WRITTEN TASK A
Tally the lines in the records that contain the string "dgrm", and give only the number.

┌─ READING TEXT

By Leoni Dimond and Louisa Clark

I carved and watched as some of the excess blew in the wind and returned to the dirt at my feet. It felt like this process had ended in a perfect circle.

In the summer of 2025, Leoni and Louisa were two of the dozens of participants who took part in the Periplus Workshops. Periplus is a residency focusing on innovation, materiality and sustainability through art and design and with the help of local people and businesses. Set in various locations across the diverse Greek landscape, it is a submersive experience of Greek culture and nature. In 2025 the workshops took place in two locations; first in the mountainous village of Dimitsana in Arcadia; second in the familiar village of Alikianos in Crete.

The process

During the residency with Periplus, myself and Leoni rethought the process of making linoleum plates for print making. The idea emerged a few days into the residency, after a visit from an essential oil alchemist Simos, using his hand built distillery, and a workshop breakdown on bio-material recipes – using both agar agar and potato starch.

In the afternoon on our outdoor workshop looking over the immense Peloponnese Mountains we got to experimenting with bio-material recipes – another participant (a lot more capable of getting the right ratios) had perfected the recipe using Agar Agar (a plant based gelling product made from red algae) to produce a perfect rubbery cube. My immediate thought was that the cube would be perfect to carve into; and maybe the local clay, grounded up discarded olive pulp, or pounded down concrete rubble would help firm the structure.

└─
┌─ TASK INPUTS

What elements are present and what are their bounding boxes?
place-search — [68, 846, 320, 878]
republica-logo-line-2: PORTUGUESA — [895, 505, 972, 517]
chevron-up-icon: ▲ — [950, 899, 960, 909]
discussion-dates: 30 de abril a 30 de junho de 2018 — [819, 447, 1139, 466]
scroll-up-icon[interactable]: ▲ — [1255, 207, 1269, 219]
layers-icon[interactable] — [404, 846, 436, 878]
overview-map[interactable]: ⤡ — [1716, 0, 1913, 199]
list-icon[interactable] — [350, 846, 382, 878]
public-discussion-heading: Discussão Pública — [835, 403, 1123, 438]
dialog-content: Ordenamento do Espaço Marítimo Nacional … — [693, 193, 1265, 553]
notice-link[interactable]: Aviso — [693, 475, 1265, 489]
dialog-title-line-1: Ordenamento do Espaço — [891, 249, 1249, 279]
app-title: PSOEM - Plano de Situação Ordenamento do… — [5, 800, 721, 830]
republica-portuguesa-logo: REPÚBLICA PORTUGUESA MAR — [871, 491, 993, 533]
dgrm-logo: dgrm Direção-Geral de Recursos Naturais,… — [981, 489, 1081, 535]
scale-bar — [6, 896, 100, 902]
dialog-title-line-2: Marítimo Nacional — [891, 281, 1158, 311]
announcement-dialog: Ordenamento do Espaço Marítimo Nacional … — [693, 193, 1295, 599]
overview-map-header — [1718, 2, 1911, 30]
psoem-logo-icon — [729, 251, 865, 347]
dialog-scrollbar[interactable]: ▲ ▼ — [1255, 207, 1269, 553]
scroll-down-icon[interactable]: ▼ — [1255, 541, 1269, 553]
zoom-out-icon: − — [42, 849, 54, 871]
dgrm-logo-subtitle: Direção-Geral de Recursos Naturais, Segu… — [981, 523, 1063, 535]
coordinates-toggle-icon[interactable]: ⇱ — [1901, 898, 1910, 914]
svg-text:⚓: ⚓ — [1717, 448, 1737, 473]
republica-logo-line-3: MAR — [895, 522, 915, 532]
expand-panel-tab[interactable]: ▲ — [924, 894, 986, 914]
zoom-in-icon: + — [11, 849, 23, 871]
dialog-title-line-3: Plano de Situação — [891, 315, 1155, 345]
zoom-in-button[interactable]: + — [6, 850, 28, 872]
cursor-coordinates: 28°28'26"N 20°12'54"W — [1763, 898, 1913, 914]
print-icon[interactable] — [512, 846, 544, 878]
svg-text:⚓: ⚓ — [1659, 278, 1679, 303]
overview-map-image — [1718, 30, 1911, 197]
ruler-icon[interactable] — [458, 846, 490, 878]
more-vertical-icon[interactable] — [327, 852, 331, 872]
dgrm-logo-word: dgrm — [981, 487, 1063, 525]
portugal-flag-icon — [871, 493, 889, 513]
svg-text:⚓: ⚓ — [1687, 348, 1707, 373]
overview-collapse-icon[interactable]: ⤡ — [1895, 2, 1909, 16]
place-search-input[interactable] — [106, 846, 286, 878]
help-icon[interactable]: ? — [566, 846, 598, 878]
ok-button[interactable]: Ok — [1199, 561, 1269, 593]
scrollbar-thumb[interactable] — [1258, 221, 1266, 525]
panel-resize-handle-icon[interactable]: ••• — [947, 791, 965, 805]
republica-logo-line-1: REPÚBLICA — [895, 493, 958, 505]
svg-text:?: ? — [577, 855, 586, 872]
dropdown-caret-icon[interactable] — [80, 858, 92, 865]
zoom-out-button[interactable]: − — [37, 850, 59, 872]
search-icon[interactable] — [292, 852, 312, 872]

└─

WRITTEN TASK B
From the text about the Periplus residency, write out the passage that begins at the words "By Leoni Dimond" and stops after "a perfect circle.".

CORRECT RESULT A
3

CORRECT RESULT B
By Leoni Dimond and Louisa Clark

I carved and watched as some of the excess blew in the wind and returned to the dirt at my feet. It felt like this process had ended in a perfect circle.